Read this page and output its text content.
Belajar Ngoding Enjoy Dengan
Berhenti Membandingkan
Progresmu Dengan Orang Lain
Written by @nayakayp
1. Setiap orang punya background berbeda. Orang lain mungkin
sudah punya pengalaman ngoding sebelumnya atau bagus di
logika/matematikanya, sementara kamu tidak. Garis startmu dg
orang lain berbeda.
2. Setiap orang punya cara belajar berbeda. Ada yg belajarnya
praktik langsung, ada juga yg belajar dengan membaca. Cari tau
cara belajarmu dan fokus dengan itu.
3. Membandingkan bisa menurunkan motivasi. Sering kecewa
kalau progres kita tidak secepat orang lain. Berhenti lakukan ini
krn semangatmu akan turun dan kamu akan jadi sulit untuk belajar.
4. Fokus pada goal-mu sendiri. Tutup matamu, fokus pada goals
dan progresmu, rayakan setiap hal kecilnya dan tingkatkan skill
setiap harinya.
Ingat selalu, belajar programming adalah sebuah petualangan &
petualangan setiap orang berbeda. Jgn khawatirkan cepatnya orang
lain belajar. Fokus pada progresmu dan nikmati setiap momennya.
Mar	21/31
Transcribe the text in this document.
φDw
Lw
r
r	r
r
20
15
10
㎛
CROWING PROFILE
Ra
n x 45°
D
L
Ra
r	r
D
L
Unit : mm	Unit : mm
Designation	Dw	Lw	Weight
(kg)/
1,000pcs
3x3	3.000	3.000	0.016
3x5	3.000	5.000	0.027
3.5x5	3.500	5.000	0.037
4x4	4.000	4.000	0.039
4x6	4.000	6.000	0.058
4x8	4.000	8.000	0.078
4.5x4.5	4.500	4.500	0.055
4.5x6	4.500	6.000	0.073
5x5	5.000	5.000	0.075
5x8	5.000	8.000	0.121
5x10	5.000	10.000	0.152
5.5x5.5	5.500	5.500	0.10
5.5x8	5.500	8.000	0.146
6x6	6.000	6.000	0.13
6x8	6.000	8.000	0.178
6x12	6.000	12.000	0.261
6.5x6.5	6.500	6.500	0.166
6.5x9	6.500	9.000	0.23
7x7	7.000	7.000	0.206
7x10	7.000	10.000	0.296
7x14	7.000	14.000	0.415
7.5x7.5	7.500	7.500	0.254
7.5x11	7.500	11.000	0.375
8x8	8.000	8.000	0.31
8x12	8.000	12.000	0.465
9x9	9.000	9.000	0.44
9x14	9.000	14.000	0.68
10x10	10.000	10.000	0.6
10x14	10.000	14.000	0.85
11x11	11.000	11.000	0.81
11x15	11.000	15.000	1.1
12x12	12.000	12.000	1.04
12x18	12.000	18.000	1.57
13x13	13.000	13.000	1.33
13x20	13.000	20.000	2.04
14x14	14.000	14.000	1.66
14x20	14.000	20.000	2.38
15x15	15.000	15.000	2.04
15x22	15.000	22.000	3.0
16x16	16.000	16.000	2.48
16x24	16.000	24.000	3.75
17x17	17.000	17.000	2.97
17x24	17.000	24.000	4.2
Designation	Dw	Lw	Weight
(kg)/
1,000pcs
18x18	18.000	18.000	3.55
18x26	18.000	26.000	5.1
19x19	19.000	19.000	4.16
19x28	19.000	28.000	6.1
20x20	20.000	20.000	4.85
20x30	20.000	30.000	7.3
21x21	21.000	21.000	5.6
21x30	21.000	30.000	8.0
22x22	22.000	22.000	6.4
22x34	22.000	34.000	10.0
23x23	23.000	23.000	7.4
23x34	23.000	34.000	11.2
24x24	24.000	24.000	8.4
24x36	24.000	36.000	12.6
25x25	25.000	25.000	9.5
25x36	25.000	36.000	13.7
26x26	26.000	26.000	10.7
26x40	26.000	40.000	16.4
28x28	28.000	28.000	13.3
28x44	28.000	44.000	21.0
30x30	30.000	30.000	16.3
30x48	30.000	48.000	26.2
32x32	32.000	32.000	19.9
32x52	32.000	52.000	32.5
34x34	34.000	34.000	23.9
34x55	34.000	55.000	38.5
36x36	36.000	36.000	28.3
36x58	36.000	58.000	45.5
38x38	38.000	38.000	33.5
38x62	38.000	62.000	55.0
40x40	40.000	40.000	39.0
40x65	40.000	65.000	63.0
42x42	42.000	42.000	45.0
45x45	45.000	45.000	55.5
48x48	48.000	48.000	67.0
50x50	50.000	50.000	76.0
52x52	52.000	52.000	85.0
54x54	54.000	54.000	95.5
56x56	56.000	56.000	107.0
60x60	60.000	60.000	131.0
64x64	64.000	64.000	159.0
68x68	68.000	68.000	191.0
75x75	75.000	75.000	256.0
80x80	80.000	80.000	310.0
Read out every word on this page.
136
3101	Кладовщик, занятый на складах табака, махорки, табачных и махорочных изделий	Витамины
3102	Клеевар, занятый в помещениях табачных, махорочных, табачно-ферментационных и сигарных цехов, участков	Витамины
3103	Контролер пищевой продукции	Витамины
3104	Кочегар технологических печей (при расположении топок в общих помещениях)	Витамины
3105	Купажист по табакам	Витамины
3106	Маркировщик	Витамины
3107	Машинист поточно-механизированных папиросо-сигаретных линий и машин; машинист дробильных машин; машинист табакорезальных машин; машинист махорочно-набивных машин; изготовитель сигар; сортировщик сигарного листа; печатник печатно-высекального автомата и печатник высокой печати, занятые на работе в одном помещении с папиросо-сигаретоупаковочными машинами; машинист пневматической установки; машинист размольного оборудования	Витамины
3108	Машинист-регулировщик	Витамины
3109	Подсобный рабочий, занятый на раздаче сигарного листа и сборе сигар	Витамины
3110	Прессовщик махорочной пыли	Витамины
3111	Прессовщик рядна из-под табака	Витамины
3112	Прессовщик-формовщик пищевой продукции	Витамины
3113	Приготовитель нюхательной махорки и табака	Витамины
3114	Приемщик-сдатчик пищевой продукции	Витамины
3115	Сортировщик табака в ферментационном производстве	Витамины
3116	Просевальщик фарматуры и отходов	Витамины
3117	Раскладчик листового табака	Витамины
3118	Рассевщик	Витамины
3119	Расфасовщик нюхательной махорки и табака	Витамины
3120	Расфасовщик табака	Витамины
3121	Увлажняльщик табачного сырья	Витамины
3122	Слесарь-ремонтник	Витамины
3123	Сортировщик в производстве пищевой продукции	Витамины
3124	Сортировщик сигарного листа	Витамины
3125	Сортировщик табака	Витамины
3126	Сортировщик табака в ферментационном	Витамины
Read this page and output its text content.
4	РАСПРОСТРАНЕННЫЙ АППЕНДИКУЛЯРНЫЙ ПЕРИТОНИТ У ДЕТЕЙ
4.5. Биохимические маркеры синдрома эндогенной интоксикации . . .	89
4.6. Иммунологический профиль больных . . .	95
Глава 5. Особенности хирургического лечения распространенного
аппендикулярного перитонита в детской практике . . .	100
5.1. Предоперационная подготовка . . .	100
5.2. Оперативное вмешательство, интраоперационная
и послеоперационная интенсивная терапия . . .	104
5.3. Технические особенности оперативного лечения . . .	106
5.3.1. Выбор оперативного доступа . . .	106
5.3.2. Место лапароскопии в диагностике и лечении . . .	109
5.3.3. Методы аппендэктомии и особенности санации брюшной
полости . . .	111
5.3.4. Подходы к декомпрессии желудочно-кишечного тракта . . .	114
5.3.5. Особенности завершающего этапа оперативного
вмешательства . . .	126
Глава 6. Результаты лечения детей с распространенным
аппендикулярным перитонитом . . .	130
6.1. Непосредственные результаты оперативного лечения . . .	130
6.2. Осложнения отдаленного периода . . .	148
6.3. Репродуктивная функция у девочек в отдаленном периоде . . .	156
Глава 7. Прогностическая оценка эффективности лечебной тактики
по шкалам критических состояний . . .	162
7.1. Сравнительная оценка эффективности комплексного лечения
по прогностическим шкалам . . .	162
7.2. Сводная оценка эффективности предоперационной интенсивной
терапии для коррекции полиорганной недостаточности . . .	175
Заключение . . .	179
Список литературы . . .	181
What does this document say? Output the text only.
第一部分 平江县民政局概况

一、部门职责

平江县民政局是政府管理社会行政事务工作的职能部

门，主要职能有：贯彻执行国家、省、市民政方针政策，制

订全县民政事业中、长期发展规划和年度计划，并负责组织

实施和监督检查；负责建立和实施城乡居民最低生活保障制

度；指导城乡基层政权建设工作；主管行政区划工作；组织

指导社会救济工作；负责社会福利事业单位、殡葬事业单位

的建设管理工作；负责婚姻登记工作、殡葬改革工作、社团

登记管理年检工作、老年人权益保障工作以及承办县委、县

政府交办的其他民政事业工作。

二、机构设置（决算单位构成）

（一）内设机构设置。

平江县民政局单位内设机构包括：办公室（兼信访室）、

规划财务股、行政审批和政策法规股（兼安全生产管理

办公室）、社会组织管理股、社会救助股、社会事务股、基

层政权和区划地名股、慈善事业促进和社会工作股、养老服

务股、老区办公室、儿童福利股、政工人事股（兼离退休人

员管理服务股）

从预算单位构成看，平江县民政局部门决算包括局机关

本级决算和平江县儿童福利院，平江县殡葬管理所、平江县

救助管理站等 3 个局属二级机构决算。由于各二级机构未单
◆ ◆ ◆ ◆ ◆ ◆ ◆
# [What the exercise asks]
Select the lines from the entries that include the word "продукции".

# [The answer]
3103	Контролер пищевой продукции	Витамины
3112	Прессовщик-формовщик пищевой продукции	Витамины
3114	Приемщик-сдатчик пищевой продукции	Витамины
3123	Сортировщик в производстве пищевой продукции	Витамины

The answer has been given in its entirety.